■ **CONSIGNE DONNÉE**: D'après l'extrait choisi ci-dessous sur le Caravage, dans quel atelier entre-t-il à Milan en 1584 ?

■ **EXTRAIT CHOISI**:
De Milan à Rome, retour sur l’œuvre de Le Caravage, un assassin, mais surtout artiste de génie.
En octobre 1604, dans une sinistre prison de Rome, la Tor di Nona, on tire de son cachot un prisonnier chargé de chaînes. L’homme est rustaud, violent, de petite taille mais d’une impressionnante force physique. On l’attache au dur chevalet et l’interrogatoire commence.
Dur à la douleur, menteur, cynique, connu pour ses mœurs dissolues et sa fréquentation assidue des plus obscurs bas-fonds de Rome, habitué des batailles de rues, des expéditions nocturnes et de la violence, il a également de formidables appuis dans la cité papale. Car cet assassin est surtout un artiste de génie : Michelangelo Merisi, dit Caravage.
De Milan à Rome
Michelangelo dit Caravage est né le 29 septembre 1571 à Milan. Son père exerce des fonctions qui sont différemment définies selon les sources : contremaître, maçon ou architecte, il a le titre de “magister” ce qui indique qu’il est l’architecte décorateur de Francesco 1er Sforza.
La peste frappe Milan en 1576 si bien que sa famille se réfugie à Caravaggio. Il intègre à Milan en 1584 l’atelier de Simone Peterzano, qui se dit le disciple de Titien. Son contrat d’apprentissage dure 4 ans, à la fin de ces années, il déménage à Rome pour se perfectionner.
A Rome, il rencontre son premier mécène : monseigneur Pandolfo Pucci, puis un cercle de gens raffinés, composé de cardinaux, de riches marchands, de Grands d’Espagne, va reconnaître en lui un maître. On admire Le Jeune garçon portant une corbeille de fruits et Le petit Bacchus malade. A vingt ans, la gloire lui sourit.
Une anecdote biographique témoigne qu’étant enfant à la suite du suicide de son père, il devint taciturne et solitaire. Il a une amie, la petite Paolina qui est sourde et muette et qui boîte. Les gamins de Caravaggio vont se moquer de la petite fille. Michel-Ange la recueille pour la consoler. Il sort de sa poche un morceau de charbon et dessine son portrait sur le mur. Aussitôt le visage de la petite s'illumine, un sourire s’esquisse sur ses lèvres et peu à peu elle s’apaise.
L’œuvre de Caravage
Il exécute le grand Bacchus, mais son mécène Valentin souhaite qu’il peigne des sujets religieux , des crucifixions, des Vierges et des dépositions de Croix. Mais l’artiste s’obstine à rester fidèle à son propre style et exécute La Diseuse de bonne aventure. La toile est bradée. Désespéré, il abdique et promet d'exécuter une Sainte Madeleine.
Le prince Pamphili commande aussitôt une Sainte Famille en Egypte.
Reconnu, la fortune du jeune peintre est faite. Un atelier lui est réservé. Il peint La vocation de saint Matthieu qui fait toutefois scandale car pas trop catholique.
Provoquant Caravage ne recherche ni les commandes, ni les faveurs, il refuse les invitations des Grands et retourne dans les rues. Il va rencontrer Benedetto, son amant qui lui inspirera David.

■ **CONTENU AFFICHÉ**:
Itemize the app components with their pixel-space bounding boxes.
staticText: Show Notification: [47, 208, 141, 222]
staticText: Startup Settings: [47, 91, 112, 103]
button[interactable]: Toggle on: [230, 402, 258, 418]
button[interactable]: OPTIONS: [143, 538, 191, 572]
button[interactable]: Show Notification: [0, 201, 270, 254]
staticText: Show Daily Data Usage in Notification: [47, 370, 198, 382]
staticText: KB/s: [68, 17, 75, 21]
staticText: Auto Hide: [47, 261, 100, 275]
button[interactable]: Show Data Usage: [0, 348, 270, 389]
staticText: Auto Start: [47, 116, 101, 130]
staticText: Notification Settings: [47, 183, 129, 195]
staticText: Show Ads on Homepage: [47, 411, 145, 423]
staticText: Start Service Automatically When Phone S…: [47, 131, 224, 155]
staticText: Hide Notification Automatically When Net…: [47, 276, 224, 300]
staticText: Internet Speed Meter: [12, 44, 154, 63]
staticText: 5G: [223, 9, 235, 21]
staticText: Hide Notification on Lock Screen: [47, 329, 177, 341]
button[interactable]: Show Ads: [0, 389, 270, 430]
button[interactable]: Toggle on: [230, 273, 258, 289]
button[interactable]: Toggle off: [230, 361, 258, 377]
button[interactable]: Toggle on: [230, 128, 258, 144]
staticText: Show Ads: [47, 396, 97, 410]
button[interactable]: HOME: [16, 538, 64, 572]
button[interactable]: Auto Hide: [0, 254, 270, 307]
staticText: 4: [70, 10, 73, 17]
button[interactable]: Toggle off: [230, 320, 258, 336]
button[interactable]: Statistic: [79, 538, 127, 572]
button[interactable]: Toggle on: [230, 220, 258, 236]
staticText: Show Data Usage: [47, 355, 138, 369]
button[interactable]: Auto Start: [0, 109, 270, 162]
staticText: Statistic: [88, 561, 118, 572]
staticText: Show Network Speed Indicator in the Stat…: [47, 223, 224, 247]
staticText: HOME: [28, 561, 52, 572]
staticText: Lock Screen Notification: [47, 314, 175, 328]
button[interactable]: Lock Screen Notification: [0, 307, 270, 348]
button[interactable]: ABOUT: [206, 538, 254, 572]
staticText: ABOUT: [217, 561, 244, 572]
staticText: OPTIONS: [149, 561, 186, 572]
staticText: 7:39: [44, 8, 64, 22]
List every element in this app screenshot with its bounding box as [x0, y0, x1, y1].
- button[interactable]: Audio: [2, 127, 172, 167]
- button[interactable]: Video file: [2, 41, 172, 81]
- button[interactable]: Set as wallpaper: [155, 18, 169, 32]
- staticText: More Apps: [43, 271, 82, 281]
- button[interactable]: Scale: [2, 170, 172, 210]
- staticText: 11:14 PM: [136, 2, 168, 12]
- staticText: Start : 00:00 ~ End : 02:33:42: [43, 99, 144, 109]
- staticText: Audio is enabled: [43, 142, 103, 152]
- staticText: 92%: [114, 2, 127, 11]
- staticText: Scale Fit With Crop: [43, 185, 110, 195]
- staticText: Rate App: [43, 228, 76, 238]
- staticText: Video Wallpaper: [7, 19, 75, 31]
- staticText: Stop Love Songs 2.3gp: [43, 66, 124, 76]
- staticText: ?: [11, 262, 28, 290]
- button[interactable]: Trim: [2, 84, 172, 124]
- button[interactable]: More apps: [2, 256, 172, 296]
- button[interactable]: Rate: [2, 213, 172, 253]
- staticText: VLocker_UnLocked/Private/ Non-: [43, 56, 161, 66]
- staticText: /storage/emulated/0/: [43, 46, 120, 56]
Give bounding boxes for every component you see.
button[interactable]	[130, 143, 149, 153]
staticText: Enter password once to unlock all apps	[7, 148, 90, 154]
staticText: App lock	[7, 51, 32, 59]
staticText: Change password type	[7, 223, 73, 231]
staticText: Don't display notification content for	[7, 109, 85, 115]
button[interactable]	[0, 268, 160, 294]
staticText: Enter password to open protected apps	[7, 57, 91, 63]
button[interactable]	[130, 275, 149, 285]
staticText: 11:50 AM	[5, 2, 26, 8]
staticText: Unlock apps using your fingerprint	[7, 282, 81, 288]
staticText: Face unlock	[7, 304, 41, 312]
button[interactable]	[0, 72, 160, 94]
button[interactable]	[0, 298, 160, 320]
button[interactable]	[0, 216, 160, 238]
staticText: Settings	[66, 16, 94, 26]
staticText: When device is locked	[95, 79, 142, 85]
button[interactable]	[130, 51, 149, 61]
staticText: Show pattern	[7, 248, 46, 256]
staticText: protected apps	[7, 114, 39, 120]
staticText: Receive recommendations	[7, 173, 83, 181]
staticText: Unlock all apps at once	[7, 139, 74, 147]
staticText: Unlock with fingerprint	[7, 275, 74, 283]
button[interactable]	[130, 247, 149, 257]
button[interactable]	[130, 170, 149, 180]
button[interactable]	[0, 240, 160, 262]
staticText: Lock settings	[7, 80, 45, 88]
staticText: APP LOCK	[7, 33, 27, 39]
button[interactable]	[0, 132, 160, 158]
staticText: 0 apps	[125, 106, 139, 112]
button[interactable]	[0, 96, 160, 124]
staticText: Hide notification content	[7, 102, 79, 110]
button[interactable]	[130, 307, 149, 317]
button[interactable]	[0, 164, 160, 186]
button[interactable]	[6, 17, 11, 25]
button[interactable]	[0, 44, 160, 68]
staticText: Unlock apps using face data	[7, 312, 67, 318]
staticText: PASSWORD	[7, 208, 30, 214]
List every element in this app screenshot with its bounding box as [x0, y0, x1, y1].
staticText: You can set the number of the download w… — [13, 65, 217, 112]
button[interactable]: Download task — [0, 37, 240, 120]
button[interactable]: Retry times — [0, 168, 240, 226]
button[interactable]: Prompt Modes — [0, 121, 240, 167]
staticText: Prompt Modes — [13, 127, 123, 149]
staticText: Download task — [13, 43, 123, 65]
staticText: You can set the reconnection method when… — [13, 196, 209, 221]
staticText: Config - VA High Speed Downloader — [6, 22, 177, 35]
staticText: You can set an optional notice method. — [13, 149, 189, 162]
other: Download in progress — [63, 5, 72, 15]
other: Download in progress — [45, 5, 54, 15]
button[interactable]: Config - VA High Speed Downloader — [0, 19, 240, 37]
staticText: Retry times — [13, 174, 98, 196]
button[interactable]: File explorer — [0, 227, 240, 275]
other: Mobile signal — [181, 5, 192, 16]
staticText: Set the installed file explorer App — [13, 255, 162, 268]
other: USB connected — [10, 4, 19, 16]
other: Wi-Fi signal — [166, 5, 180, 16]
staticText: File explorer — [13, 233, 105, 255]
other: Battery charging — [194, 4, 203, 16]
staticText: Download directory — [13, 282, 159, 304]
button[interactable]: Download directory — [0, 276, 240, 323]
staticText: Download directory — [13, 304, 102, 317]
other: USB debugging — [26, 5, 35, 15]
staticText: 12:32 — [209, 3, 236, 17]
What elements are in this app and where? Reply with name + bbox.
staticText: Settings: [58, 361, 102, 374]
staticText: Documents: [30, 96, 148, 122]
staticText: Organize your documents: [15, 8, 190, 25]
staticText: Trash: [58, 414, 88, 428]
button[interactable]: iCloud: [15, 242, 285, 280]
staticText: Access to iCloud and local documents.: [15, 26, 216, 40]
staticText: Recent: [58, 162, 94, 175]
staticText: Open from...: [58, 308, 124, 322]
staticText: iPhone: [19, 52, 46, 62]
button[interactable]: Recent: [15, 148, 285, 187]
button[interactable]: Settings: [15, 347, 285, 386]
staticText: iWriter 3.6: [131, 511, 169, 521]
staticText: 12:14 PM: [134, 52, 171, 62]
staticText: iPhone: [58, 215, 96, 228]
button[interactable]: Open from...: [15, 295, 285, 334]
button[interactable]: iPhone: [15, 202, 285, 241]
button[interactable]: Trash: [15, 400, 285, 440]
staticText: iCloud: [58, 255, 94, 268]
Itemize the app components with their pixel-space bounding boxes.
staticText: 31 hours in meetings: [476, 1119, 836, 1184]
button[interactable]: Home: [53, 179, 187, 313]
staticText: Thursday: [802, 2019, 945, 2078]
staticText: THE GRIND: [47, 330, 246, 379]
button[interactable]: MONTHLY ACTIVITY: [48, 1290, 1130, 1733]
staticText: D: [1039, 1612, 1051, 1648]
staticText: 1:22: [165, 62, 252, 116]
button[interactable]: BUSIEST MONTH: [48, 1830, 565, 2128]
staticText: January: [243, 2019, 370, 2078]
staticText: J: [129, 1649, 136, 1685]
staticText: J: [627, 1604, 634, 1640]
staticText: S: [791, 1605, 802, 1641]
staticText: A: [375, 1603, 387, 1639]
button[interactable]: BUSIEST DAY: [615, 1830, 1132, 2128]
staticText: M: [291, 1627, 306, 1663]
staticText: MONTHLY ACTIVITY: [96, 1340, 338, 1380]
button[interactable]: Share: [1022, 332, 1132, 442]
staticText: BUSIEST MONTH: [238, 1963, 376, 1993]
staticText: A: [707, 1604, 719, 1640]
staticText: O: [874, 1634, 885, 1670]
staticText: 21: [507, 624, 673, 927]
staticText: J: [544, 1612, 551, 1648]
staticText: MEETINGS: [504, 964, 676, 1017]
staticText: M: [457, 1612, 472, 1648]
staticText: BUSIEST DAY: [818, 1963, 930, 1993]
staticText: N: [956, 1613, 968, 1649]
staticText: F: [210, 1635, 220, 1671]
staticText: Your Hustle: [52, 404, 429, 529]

■ **RÉPONSE À L'EXERCICE**: Dans l'atelier de Simone Peterzano.